§ Problem set:
a – Using the passage on US policy toward Sri Lanka, decide whether each statement agrees with it. Answer yes or no for each, and quote the exact words that settle it. (i) The June 1984 document was prepared jointly by the CIA's Directorate of Intelligence and the State Department's Near East and South Asia Bureau. (ii) The September 1986 document recommended that Washington give military assistance to the Sri Lanka administration. (iii) The passage says these documents shaped Washington's policy until the end of Eelam War IV in May 2009 and beyond.
b – Copy word for word the part of the passage on US policy toward Sri Lanka from "Washington’s ignorance of" up to and including "foreign policy agenda.".
c – Write the next part of the passage on US policy toward Sri Lanka, starting after its last sentence.

§ Text provided:
:::

It is also vital to disclose how the Political Office of the United Nations (UN) – always a domain of retired US Foreign Service (FS) Officers – in collaboration with State Department and White House officials – endeavoured to prepare a path to ‘impose’ a federal system in Sri Lanka in keeping with the determinations of those two documents, which escaped the attention of Sri Lankan authorities and prevented them from formulating Sri Lanka’s own independent foreign and national policies beneficial to all ethnic communities.

Washington’s ignorance of the demographic formation of Sri Lanka, caste factor especially among the northern Tamil community, which initially sparked the northern rebellion, dueling nationalisms, economic factors that have affected all ethnic groups, influenced the formulation of the US foreign policy agenda.

Classified 1984/1986 US Documents Advocating Federalism

Here are the two United States Government documents that underpin its policy toward Sri Lanka. The naïve manner in which Sri Lanka has handled its foreign policy dealings and its national agenda placed it on a slippery slope.

In June 1984, the Directorate of Intelligence (CIA) and the State Department’s Near East and South Asia Bureau (NEA) jointly prepared a document called ‘Failure to Share Political Power with Minority Groups’. Declaring President Jayewardene’s commitment to his Sinhalese-Buddhist constituency at the height of the July 1983 communal riots, it said by the general election of 1956 Sinhalese-dominated parties had gained control of the government and driven the small Tamil parties out of the mainstream political life.”

Another document dated September 02, 1986 and authored jointly by the CIA and the NEA noted that ‘northern insurgency’ had politicised Sri Lanka’s Sinhalese and Tamil communities. The ethnic rivalry is at the heart of the conflict, the document says, adding that the Tamils believe – with some adjustments – they need some devolution of power to their districts and that they are victims of political and economic discrimination, suggesting that Washington refrain from providing military assistance to the Sri Lanka administration, as it noted even in another document that Washington shouldn’t get involved in a battle between two ethnic communities.

These three documents laid the foundation for the subsequent structure of Washington’s foreign policy toward Sri Lanka all the way until the end of the separatist Eelam War IV in May 2009 and well beyond.

Washington sentiments

Washington sentiments were amply reflected in this 1984 classified document. This June 1984 document, subsequently declassified, had most revealing sentiments that played a major role in subsequent years during Washington’s intervention in Sri Lanka’s national issues, one of which was the proposal for a federal system in Sri Lanka solely and exclusively focusing on minority Tamil issues.

:::

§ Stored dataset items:
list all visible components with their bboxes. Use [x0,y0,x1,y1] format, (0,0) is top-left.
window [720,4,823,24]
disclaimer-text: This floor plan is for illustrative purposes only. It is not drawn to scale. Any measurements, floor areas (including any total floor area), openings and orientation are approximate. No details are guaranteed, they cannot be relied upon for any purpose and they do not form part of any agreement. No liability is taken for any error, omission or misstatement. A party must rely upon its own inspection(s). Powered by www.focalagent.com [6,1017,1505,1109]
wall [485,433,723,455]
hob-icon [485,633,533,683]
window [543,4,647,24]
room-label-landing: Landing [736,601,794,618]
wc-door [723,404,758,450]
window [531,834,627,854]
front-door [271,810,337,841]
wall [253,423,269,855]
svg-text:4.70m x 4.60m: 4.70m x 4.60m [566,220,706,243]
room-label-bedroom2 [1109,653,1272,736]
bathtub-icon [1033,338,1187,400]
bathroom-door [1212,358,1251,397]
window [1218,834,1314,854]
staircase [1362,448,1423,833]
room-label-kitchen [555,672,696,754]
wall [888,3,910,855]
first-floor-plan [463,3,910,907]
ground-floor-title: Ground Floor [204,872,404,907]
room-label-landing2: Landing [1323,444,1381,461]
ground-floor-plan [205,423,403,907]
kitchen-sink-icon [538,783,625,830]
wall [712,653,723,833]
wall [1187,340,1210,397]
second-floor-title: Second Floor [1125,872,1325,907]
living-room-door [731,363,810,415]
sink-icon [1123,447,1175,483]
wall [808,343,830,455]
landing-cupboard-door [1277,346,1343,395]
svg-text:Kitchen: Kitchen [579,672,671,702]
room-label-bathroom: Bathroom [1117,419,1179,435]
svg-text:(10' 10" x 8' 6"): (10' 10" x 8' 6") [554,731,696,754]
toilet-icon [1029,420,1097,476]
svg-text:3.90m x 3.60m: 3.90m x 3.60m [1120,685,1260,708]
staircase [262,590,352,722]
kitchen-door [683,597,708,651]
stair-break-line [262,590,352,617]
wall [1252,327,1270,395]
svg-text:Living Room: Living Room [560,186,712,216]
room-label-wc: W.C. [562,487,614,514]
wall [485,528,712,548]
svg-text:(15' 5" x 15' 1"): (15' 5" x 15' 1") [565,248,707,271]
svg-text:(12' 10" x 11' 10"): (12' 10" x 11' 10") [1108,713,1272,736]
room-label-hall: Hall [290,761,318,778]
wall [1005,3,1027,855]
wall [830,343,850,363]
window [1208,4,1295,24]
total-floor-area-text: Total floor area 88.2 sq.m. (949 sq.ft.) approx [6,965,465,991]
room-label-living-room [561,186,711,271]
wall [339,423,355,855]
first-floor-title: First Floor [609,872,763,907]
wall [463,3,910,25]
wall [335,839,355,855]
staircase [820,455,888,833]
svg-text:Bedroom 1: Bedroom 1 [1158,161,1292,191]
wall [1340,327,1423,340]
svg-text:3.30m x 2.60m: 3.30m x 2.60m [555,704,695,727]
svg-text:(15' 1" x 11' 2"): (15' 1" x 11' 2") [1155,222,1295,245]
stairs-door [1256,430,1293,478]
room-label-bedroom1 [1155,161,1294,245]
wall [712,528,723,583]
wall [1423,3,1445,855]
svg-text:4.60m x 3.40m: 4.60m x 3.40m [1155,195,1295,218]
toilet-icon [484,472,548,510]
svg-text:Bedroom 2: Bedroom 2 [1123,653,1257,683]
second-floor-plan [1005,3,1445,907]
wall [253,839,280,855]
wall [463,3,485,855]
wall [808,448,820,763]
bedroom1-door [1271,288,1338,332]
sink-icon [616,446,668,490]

:::

§ Results for each task:
a –
(i) Yes: "In June 1984, the Directorate of Intelligence (CIA) and the State Department’s Near East and South Asia Bureau (NEA) jointly prepared a document called ‘Failure to Share Political Power with Minority Groups’."
(ii) No: "suggesting that Washington refrain from providing military assistance to the Sri Lanka administration"
(iii) Yes: "laid the foundation for the subsequent structure of Washington’s foreign policy toward Sri Lanka all the way until the end of the separatist Eelam War IV in May 2009 and well beyond."

b –
Washington’s ignorance of the demographic formation of Sri Lanka, caste factor especially among the northern Tamil community, which initially sparked the northern rebellion, dueling nationalisms, economic factors that have affected all ethnic groups, influenced the formulation of the US foreign policy agenda.

c –
Washington’s initial (1984) understanding was that a federal structure would extensively satisfy the Tamil demands. The document states, Tamil demands probably would be satisfied by a federal structure that would guarantee Tamils control over security and economic development where they comprise the majority of the population”. This belief was notably expressed by State Department Foreign Service Officers (FSOs) at frequent intervals in subsequent years when Washington intervened in Sri Lankan national affairs; in keeping with this agenda the USAID  in 2005, with active participation of top officials of the U.S. Embassy in Colombo, continuously for three months, convened nationwide public seminars with the assistance of civil society groups underscoring the merits of federalism.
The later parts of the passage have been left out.